▸ **Available data**
===============

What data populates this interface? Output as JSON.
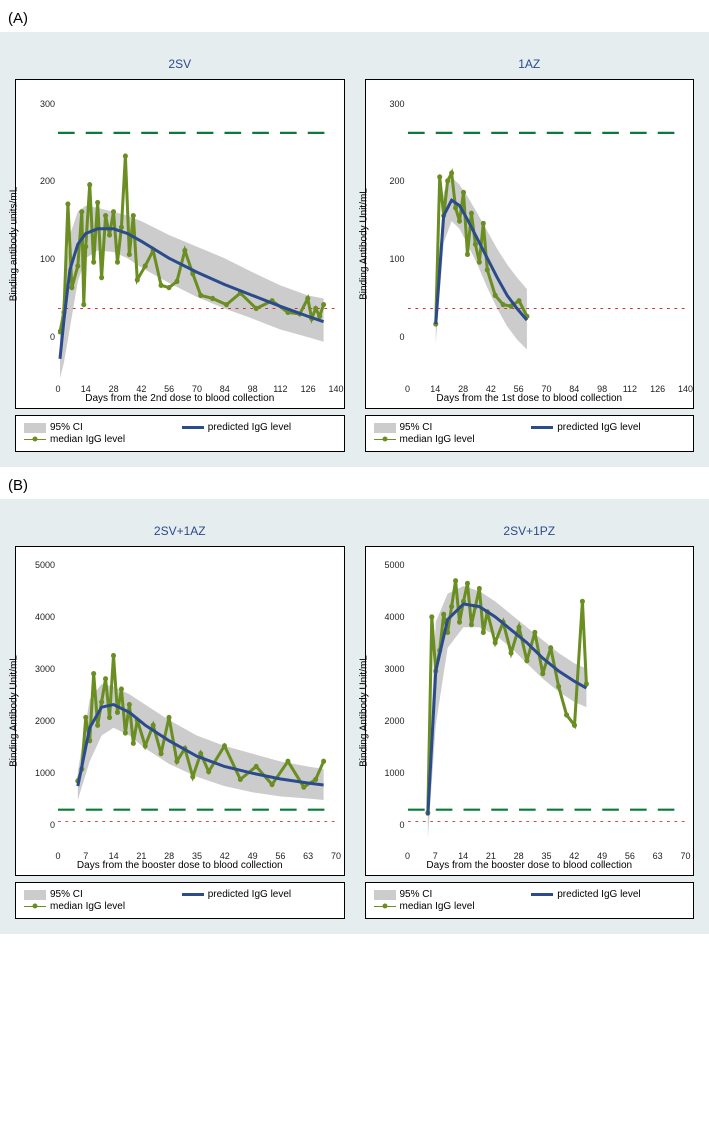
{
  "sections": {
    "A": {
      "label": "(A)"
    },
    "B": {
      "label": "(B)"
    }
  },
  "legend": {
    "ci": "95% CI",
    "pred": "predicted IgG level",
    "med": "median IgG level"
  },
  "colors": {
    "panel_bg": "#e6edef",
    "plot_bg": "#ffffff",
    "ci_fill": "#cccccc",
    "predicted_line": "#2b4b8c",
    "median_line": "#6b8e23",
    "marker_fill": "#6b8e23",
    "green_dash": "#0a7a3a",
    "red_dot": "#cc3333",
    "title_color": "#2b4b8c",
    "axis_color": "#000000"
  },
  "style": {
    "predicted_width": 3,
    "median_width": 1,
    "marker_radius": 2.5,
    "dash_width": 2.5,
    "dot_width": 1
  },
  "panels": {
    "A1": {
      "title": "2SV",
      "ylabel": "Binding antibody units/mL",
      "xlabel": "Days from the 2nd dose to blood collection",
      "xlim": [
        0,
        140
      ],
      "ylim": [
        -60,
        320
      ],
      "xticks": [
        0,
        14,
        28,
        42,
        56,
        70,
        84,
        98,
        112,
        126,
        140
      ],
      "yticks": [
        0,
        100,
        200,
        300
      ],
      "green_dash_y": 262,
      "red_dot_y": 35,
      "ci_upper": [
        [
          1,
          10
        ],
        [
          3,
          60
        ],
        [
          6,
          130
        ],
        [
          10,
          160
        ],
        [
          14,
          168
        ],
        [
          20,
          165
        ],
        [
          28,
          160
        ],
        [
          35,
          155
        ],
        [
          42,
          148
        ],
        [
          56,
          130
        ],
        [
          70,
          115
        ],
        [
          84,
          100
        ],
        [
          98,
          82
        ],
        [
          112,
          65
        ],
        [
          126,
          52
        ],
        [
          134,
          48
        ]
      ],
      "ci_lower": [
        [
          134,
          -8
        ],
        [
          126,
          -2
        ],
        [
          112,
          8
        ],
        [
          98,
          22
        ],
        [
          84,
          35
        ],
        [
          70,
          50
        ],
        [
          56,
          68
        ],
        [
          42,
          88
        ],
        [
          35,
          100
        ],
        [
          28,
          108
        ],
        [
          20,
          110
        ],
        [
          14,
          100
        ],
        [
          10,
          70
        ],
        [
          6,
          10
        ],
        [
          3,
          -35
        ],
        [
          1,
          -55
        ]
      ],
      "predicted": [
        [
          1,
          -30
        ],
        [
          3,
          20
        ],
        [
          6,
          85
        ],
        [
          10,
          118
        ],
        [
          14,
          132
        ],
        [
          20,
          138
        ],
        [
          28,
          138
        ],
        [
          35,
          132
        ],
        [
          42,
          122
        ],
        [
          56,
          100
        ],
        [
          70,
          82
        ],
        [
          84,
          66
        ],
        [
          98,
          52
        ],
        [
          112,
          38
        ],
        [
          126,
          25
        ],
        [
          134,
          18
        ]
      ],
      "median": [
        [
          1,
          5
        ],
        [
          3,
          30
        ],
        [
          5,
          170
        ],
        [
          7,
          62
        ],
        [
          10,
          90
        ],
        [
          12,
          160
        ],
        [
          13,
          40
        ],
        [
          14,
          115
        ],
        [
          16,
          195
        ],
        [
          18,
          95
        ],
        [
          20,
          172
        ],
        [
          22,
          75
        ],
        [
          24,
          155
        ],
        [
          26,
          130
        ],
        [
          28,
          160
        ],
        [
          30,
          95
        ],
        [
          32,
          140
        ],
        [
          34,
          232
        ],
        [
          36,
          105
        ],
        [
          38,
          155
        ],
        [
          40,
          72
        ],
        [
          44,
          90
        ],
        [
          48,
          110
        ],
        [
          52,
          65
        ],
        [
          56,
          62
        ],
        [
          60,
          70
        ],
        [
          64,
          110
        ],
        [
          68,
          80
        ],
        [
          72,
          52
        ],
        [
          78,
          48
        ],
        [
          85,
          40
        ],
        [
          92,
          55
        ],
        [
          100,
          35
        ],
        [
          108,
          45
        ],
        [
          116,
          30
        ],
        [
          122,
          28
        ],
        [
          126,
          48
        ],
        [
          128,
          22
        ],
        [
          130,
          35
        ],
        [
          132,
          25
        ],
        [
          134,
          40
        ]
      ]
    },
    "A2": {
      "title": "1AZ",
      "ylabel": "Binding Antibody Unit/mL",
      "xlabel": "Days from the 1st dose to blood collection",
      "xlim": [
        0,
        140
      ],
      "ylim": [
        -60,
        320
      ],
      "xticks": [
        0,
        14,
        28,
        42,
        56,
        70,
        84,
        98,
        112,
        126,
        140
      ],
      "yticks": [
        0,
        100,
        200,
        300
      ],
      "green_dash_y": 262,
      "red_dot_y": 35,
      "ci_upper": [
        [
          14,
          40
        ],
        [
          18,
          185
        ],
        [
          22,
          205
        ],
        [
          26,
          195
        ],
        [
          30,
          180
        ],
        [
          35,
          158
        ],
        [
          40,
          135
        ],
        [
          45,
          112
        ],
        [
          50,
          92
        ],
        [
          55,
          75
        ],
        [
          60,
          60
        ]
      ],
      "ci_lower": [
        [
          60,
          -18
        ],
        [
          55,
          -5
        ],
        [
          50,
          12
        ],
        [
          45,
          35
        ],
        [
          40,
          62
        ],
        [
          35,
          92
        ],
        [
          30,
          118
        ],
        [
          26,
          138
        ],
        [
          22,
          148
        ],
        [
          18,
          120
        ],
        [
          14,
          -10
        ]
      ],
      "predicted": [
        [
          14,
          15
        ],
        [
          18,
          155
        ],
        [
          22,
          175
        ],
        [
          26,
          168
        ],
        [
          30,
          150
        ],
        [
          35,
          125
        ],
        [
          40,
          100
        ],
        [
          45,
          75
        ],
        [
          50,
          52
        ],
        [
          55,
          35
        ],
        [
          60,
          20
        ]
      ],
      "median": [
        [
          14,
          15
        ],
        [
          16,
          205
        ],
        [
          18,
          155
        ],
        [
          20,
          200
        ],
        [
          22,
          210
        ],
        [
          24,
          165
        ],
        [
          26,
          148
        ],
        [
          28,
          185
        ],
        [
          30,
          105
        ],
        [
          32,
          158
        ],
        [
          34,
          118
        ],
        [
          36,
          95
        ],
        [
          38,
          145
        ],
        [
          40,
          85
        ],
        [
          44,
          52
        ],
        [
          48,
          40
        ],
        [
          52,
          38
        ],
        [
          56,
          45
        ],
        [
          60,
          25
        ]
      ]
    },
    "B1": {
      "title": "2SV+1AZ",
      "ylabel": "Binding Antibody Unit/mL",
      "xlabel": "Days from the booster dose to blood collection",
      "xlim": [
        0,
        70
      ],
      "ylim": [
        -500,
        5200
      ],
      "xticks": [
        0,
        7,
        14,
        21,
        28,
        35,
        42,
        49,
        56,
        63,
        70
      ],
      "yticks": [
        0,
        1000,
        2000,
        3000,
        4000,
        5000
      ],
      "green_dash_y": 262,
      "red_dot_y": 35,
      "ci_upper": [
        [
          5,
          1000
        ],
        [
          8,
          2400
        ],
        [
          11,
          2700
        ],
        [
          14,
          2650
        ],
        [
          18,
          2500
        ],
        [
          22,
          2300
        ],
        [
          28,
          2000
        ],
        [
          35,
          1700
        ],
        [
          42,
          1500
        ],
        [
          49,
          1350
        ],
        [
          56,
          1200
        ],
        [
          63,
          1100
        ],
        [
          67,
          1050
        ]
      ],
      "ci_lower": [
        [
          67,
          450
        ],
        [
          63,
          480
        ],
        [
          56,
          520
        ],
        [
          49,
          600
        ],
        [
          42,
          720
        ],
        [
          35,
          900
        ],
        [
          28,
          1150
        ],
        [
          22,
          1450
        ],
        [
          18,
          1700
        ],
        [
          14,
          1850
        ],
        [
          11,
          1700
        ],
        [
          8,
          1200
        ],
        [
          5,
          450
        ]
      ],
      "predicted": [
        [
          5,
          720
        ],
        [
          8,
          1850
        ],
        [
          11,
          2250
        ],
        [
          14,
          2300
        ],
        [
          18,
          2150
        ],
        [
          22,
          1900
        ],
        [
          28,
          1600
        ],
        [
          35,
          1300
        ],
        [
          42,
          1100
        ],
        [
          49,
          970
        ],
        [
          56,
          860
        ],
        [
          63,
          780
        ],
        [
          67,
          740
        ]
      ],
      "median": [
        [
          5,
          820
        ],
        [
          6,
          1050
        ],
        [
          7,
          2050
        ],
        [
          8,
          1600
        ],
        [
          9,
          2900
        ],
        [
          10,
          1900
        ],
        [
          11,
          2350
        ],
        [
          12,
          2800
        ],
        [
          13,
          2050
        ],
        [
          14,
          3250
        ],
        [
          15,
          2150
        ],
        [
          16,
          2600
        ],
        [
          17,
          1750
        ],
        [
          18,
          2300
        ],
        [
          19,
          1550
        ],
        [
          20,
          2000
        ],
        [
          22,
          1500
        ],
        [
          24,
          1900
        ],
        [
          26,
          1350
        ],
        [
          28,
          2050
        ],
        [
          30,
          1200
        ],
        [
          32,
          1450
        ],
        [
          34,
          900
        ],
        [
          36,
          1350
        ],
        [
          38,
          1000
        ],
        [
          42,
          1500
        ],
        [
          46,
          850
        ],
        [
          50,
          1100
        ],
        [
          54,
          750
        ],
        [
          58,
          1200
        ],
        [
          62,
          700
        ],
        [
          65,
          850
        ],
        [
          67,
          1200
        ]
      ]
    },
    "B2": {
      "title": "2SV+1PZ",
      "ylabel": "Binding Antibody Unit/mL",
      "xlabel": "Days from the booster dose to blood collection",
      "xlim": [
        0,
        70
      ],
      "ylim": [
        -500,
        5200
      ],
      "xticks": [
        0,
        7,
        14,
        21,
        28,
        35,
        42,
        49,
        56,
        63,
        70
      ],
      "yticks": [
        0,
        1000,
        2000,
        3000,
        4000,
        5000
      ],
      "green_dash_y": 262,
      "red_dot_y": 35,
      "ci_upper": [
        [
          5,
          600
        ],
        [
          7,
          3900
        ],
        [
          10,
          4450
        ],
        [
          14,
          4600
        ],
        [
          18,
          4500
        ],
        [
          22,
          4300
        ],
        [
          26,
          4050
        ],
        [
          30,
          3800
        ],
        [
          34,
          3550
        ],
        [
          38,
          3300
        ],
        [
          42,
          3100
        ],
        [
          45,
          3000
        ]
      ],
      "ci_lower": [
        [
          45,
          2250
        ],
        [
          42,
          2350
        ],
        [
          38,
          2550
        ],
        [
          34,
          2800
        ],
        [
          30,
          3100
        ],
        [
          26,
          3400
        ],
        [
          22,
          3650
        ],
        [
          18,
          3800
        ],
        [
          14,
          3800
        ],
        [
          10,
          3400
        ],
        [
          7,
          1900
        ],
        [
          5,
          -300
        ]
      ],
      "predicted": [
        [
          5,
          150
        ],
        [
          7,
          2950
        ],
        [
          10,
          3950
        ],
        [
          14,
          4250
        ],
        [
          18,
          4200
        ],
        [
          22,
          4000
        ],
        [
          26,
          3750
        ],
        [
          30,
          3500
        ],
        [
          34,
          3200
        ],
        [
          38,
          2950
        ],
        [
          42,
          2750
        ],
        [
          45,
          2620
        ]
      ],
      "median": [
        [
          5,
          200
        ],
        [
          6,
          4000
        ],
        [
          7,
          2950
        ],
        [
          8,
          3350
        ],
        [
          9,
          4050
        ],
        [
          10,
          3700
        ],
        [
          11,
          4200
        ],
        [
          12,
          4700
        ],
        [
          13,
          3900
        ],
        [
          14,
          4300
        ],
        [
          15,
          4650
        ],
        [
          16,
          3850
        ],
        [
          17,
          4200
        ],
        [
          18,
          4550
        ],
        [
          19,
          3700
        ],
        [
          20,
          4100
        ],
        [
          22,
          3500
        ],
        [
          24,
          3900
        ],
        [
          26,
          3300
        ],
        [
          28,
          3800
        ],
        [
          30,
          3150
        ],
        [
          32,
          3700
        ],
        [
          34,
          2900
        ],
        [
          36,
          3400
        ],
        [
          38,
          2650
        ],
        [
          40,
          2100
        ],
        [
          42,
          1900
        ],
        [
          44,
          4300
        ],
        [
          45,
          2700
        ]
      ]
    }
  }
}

===============

▸ **Problem to solve**
Apply a filter for "blood" to the data above, then copy each line that matches.

▸ **Worked solution**
      "xlabel": "Days from the 2nd dose to blood collection",
      "xlabel": "Days from the 1st dose to blood collection",
      "xlabel": "Days from the booster dose to blood collection",
      "xlabel": "Days from the booster dose to blood collection",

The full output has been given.